** Begin PROVIDED ENTRIES **

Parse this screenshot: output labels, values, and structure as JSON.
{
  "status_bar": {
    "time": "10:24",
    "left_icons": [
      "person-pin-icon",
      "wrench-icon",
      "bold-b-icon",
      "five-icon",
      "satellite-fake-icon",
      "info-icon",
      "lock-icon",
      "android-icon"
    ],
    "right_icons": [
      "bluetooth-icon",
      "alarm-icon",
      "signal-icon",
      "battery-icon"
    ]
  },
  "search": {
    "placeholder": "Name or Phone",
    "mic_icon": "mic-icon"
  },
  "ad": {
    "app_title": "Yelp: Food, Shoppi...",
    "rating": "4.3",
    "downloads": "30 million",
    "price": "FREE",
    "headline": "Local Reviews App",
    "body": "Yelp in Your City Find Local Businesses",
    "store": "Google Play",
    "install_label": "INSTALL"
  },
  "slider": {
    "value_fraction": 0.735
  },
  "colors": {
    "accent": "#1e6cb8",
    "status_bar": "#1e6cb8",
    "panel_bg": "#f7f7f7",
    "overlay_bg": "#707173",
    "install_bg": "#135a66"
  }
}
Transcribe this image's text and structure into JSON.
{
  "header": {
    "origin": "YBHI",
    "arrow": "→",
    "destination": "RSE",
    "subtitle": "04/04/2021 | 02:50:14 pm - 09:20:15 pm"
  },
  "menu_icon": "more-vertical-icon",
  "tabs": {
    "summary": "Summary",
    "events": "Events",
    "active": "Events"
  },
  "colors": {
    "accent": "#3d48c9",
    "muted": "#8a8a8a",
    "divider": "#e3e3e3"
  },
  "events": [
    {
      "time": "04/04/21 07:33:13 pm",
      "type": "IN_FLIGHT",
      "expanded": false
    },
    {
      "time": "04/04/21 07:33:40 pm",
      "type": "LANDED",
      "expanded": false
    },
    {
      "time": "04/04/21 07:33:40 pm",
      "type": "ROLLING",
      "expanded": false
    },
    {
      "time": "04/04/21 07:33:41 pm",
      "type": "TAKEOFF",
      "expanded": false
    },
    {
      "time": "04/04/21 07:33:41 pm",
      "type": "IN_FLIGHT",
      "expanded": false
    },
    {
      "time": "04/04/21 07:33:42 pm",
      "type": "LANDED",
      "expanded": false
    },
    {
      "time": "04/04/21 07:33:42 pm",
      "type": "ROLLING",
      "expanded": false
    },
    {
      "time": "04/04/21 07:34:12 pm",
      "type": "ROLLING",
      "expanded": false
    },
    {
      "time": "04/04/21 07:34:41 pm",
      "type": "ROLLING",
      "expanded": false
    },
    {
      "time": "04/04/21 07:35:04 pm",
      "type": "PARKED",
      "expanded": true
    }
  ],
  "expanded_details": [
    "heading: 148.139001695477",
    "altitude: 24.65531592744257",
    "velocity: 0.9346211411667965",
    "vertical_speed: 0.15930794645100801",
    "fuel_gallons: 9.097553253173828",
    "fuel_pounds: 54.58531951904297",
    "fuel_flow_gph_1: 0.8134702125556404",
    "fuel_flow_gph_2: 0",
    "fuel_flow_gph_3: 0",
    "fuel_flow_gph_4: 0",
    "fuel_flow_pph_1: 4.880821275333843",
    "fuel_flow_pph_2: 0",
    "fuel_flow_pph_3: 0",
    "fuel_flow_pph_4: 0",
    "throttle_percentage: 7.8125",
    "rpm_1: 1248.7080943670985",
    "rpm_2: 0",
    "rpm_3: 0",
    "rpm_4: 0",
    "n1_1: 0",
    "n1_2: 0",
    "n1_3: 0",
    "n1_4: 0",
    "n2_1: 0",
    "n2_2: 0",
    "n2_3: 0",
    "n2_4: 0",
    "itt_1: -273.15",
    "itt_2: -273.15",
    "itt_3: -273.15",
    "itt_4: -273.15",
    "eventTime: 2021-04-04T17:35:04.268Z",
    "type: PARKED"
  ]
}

** End PROVIDED ENTRIES **

TASK BRIEF: Give back the whole listing, word for word.

THE COMPLETED TASK:
Parse this screenshot: output labels, values, and structure as JSON.
{
  "status_bar": {
    "time": "10:24",
    "left_icons": [
      "person-pin-icon",
      "wrench-icon",
      "bold-b-icon",
      "five-icon",
      "satellite-fake-icon",
      "info-icon",
      "lock-icon",
      "android-icon"
    ],
    "right_icons": [
      "bluetooth-icon",
      "alarm-icon",
      "signal-icon",
      "battery-icon"
    ]
  },
  "search": {
    "placeholder": "Name or Phone",
    "mic_icon": "mic-icon"
  },
  "ad": {
    "app_title": "Yelp: Food, Shoppi...",
    "rating": "4.3",
    "downloads": "30 million",
    "price": "FREE",
    "headline": "Local Reviews App",
    "body": "Yelp in Your City Find Local Businesses",
    "store": "Google Play",
    "install_label": "INSTALL"
  },
  "slider": {
    "value_fraction": 0.735
  },
  "colors": {
    "accent": "#1e6cb8",
    "status_bar": "#1e6cb8",
    "panel_bg": "#f7f7f7",
    "overlay_bg": "#707173",
    "install_bg": "#135a66"
  }
}
Transcribe this image's text and structure into JSON.
{
  "header": {
    "origin": "YBHI",
    "arrow": "→",
    "destination": "RSE",
    "subtitle": "04/04/2021 | 02:50:14 pm - 09:20:15 pm"
  },
  "menu_icon": "more-vertical-icon",
  "tabs": {
    "summary": "Summary",
    "events": "Events",
    "active": "Events"
  },
  "colors": {
    "accent": "#3d48c9",
    "muted": "#8a8a8a",
    "divider": "#e3e3e3"
  },
  "events": [
    {
      "time": "04/04/21 07:33:13 pm",
      "type": "IN_FLIGHT",
      "expanded": false
    },
    {
      "time": "04/04/21 07:33:40 pm",
      "type": "LANDED",
      "expanded": false
    },
    {
      "time": "04/04/21 07:33:40 pm",
      "type": "ROLLING",
      "expanded": false
    },
    {
      "time": "04/04/21 07:33:41 pm",
      "type": "TAKEOFF",
      "expanded": false
    },
    {
      "time": "04/04/21 07:33:41 pm",
      "type": "IN_FLIGHT",
      "expanded": false
    },
    {
      "time": "04/04/21 07:33:42 pm",
      "type": "LANDED",
      "expanded": false
    },
    {
      "time": "04/04/21 07:33:42 pm",
      "type": "ROLLING",
      "expanded": false
    },
    {
      "time": "04/04/21 07:34:12 pm",
      "type": "ROLLING",
      "expanded": false
    },
    {
      "time": "04/04/21 07:34:41 pm",
      "type": "ROLLING",
      "expanded": false
    },
    {
      "time": "04/04/21 07:35:04 pm",
      "type": "PARKED",
      "expanded": true
    }
  ],
  "expanded_details": [
    "heading: 148.139001695477",
    "altitude: 24.65531592744257",
    "velocity: 0.9346211411667965",
    "vertical_speed: 0.15930794645100801",
    "fuel_gallons: 9.097553253173828",
    "fuel_pounds: 54.58531951904297",
    "fuel_flow_gph_1: 0.8134702125556404",
    "fuel_flow_gph_2: 0",
    "fuel_flow_gph_3: 0",
    "fuel_flow_gph_4: 0",
    "fuel_flow_pph_1: 4.880821275333843",
    "fuel_flow_pph_2: 0",
    "fuel_flow_pph_3: 0",
    "fuel_flow_pph_4: 0",
    "throttle_percentage: 7.8125",
    "rpm_1: 1248.7080943670985",
    "rpm_2: 0",
    "rpm_3: 0",
    "rpm_4: 0",
    "n1_1: 0",
    "n1_2: 0",
    "n1_3: 0",
    "n1_4: 0",
    "n2_1: 0",
    "n2_2: 0",
    "n2_3: 0",
    "n2_4: 0",
    "itt_1: -273.15",
    "itt_2: -273.15",
    "itt_3: -273.15",
    "itt_4: -273.15",
    "eventTime: 2021-04-04T17:35:04.268Z",
    "type: PARKED"
  ]
}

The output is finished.